- _DATA FOR PROCESSING_:
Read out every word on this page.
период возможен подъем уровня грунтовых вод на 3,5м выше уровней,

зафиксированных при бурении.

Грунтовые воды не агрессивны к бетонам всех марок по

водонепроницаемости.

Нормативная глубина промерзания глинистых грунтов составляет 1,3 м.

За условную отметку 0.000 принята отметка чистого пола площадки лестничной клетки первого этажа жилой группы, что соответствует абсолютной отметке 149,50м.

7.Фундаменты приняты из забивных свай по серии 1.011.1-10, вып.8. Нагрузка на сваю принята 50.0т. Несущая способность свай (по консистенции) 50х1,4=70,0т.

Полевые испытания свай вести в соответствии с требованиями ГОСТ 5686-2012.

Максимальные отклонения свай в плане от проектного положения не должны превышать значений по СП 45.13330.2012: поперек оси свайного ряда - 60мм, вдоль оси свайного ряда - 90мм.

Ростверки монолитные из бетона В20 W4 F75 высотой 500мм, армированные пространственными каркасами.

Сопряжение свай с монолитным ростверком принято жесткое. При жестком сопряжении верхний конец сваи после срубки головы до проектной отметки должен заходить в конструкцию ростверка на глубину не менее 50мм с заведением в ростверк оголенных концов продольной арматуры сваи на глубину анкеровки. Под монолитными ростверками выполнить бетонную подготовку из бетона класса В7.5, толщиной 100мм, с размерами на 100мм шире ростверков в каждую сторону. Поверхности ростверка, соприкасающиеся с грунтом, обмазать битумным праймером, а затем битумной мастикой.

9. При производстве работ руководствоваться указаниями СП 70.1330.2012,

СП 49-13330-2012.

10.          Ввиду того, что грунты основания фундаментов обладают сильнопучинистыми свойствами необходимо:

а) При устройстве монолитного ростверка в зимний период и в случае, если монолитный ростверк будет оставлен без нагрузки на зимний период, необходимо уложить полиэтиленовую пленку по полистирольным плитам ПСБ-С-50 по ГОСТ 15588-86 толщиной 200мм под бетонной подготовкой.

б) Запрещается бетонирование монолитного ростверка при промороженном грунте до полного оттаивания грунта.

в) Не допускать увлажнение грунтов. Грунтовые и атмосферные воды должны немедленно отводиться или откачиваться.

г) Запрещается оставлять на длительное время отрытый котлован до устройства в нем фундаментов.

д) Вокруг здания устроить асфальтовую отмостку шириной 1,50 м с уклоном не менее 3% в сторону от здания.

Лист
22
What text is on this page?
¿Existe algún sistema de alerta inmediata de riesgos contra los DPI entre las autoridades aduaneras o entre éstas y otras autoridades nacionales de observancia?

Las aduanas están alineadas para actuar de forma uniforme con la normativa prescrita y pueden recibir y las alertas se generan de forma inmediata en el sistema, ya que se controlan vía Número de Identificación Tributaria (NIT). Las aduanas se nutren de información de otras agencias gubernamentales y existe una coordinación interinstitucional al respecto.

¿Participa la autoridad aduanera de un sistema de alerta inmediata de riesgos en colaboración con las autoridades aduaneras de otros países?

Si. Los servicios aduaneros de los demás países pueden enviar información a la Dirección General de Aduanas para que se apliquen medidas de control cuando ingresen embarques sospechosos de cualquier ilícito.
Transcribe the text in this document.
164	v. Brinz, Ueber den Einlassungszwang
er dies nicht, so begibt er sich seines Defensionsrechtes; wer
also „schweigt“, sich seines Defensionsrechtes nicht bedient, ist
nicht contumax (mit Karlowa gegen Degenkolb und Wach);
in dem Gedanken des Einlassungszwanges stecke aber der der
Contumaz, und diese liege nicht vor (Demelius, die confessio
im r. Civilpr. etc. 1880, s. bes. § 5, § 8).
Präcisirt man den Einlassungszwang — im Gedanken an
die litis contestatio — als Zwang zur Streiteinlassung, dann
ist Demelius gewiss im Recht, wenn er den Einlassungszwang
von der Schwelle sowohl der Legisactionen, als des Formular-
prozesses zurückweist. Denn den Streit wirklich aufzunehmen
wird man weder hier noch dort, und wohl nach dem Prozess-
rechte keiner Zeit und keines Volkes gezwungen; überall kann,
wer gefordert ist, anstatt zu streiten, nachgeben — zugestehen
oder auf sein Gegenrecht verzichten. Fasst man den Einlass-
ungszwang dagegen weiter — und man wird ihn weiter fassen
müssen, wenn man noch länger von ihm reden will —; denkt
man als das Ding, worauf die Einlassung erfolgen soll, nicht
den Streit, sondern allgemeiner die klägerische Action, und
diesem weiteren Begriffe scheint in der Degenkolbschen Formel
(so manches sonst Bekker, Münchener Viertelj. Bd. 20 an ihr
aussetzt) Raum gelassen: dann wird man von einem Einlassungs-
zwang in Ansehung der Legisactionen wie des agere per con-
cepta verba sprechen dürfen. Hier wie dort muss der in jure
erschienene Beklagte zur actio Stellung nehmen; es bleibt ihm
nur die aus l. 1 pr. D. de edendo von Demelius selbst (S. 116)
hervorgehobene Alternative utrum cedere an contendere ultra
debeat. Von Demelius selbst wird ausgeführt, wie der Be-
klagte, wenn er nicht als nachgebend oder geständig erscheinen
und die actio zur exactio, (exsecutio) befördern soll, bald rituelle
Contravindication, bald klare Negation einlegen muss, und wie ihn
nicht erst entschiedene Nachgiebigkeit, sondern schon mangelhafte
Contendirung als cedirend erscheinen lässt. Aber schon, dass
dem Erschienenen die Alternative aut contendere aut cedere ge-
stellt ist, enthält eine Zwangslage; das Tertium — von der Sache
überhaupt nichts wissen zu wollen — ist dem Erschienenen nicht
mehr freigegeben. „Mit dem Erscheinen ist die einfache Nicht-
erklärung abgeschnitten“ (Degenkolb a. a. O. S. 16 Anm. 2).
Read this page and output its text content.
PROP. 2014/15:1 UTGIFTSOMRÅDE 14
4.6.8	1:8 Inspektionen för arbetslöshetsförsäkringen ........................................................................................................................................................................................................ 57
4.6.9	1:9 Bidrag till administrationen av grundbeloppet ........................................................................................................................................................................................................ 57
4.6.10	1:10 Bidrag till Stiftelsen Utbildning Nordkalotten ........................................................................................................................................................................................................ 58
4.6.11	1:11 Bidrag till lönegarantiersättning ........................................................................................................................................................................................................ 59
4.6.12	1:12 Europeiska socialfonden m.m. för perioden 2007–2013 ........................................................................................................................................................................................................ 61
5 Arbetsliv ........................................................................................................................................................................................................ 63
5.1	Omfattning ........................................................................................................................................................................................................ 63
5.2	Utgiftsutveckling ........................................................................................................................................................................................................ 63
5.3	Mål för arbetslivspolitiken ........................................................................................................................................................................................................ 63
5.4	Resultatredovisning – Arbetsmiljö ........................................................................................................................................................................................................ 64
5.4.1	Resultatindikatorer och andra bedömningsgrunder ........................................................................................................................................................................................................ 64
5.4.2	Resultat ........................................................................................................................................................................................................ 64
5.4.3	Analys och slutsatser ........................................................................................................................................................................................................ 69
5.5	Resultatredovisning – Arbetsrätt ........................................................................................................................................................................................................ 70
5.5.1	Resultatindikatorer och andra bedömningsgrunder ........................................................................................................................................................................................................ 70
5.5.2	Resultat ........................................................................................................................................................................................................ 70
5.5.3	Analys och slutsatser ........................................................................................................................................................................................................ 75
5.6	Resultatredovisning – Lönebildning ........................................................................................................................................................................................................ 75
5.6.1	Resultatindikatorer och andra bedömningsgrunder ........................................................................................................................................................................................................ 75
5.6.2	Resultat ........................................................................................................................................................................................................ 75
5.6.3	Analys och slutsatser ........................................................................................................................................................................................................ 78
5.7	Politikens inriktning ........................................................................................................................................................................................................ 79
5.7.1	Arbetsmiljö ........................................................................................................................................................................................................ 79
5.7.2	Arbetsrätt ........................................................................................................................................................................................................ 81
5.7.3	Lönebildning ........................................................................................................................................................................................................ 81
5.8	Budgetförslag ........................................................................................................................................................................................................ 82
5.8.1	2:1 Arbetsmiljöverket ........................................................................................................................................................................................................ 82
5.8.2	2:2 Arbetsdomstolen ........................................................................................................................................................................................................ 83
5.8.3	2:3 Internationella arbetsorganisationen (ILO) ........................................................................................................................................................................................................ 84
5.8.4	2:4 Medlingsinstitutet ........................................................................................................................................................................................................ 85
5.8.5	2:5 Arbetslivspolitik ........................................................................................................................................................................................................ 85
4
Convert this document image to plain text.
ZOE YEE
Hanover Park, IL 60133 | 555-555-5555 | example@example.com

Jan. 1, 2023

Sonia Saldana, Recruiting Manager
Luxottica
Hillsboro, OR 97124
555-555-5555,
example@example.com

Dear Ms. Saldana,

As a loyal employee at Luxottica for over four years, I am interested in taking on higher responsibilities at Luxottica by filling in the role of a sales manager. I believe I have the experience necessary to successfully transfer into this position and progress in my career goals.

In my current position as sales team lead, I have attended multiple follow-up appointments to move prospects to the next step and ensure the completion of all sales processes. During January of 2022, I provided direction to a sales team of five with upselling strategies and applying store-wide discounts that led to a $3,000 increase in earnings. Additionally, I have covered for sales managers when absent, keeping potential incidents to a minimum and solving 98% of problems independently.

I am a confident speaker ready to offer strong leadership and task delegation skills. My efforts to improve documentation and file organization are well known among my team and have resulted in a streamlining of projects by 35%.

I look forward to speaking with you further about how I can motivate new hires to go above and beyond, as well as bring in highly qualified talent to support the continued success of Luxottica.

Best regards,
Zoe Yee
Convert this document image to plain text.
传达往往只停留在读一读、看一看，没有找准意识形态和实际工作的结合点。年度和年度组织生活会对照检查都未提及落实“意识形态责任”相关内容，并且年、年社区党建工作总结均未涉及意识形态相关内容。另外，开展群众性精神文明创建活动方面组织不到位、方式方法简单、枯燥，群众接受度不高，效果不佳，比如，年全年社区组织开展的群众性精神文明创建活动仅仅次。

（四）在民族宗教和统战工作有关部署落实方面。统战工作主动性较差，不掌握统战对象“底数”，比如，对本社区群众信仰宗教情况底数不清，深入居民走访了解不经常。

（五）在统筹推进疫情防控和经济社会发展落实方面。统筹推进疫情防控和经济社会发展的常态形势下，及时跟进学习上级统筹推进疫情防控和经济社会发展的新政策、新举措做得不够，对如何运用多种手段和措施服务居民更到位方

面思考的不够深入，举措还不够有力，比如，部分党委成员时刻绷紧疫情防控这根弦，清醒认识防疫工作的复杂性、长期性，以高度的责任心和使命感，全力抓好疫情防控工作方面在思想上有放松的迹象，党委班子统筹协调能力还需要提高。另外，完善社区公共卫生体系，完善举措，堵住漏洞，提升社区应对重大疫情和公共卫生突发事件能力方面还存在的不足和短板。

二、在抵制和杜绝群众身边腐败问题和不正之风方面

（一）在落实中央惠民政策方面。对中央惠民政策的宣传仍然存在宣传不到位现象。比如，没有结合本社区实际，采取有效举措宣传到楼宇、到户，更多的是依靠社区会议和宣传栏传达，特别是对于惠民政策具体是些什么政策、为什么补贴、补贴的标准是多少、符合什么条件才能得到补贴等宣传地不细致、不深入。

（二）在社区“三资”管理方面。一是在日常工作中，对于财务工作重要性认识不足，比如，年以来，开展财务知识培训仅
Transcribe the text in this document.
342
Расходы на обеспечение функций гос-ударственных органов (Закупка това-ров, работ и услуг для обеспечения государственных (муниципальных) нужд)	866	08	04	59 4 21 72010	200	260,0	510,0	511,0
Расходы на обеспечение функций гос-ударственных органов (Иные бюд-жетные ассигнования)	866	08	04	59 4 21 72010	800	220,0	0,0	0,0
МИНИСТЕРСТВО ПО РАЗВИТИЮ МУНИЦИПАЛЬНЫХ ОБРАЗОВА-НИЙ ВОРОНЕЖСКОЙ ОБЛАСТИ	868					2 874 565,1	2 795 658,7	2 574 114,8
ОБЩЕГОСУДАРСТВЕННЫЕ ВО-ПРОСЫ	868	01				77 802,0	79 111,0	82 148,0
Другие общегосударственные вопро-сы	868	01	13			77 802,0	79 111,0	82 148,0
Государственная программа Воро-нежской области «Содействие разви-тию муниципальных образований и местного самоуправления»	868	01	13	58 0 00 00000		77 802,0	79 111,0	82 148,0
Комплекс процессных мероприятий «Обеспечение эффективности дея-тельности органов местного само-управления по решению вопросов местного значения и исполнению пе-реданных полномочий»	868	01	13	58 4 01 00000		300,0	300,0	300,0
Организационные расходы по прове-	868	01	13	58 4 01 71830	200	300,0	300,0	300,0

- _REQUIRED WORK_:
Pull out each line of the listing that holds the string "cedere".

- _EXERCISE RESULT_:
hervorgehobene Alternative utrum cedere an contendere ultra
dem Erschienenen die Alternative aut contendere aut cedere ge-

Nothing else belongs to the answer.